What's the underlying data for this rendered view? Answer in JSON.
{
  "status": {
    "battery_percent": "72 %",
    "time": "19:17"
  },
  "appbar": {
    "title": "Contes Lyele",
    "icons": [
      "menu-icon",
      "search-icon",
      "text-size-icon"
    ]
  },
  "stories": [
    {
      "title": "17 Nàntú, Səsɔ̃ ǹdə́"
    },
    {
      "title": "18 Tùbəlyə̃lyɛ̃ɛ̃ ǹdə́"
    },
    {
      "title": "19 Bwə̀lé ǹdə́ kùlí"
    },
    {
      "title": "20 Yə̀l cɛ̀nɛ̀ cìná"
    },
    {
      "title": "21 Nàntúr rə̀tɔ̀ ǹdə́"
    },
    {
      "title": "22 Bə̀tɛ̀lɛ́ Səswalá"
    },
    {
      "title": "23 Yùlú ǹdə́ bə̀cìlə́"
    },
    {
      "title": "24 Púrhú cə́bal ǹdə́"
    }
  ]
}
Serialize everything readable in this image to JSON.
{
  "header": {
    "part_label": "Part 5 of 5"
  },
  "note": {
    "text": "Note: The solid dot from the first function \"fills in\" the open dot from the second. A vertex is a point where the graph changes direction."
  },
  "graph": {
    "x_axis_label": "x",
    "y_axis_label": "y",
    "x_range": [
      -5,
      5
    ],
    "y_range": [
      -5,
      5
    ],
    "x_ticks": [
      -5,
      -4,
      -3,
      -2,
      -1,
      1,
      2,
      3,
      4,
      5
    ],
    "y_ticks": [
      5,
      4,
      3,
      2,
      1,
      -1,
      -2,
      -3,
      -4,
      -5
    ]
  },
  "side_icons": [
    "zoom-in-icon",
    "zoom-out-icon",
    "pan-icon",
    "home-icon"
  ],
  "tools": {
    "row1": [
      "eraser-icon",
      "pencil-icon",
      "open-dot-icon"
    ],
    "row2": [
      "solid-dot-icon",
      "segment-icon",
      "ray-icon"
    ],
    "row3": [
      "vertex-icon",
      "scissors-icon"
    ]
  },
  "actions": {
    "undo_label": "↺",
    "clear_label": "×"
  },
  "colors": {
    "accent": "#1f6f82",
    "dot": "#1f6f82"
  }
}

:::::

| What you have to do |
Extract every line of the records above that contains the word "open".

| Task answer |
    "text": "Note: The solid dot from the first function \"fills in\" the open dot from the second. A vertex is a point where the graph changes direction."
      "open-dot-icon"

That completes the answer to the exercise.